-- Start Given records --

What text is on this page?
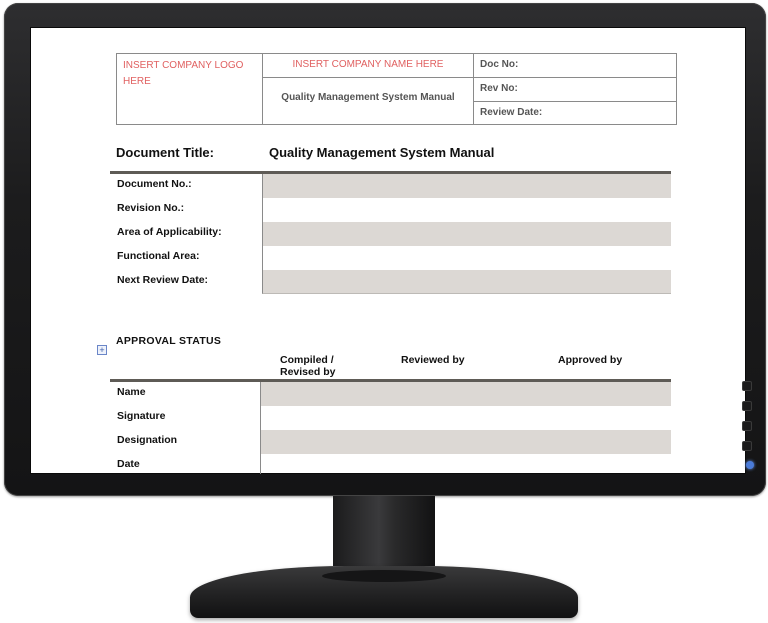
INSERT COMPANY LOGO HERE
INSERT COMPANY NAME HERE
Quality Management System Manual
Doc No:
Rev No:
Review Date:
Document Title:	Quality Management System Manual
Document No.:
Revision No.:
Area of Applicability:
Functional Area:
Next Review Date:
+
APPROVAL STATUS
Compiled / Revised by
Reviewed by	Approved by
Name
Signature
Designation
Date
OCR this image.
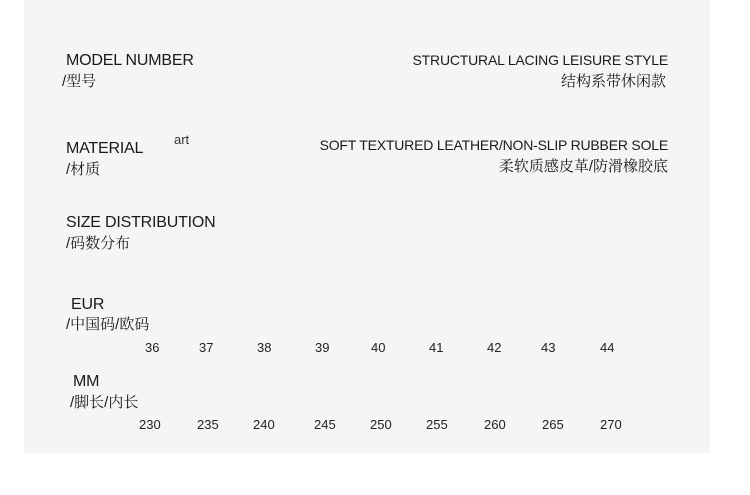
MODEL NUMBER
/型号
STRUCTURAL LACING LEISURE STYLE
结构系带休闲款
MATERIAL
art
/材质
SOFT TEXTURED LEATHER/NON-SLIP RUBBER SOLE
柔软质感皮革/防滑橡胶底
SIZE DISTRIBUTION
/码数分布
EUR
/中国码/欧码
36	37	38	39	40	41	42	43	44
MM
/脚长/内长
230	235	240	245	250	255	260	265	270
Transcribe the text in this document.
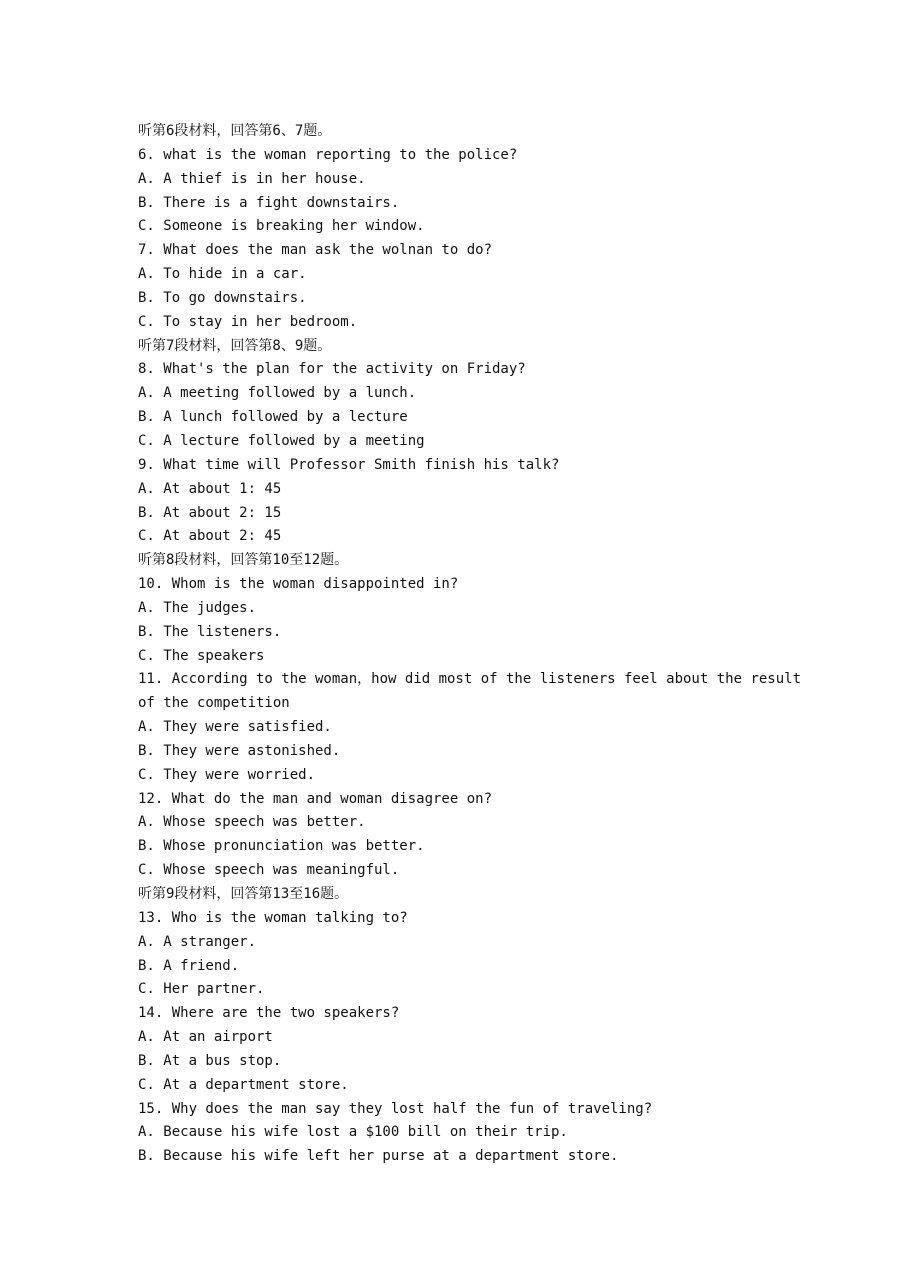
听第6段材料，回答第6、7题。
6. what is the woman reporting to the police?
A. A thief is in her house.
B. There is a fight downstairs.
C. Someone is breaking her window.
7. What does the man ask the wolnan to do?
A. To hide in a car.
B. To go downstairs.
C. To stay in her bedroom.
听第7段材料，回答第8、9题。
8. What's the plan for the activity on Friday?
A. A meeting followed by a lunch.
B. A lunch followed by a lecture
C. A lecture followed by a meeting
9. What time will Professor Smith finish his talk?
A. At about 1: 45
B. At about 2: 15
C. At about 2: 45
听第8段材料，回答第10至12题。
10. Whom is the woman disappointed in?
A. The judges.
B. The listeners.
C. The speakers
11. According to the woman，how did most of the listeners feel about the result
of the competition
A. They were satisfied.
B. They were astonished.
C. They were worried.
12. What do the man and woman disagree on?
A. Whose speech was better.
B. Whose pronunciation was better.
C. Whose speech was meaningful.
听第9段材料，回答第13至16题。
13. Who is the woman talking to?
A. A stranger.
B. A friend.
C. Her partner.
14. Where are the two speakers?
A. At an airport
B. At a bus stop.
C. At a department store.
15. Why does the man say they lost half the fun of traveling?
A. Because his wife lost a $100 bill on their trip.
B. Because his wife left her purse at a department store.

-- End Given records --

## [Task prompt]
Read the entries and select each line where the word "lunch" is found.

## [Task solution]
A. A meeting followed by a lunch.
B. A lunch followed by a lecture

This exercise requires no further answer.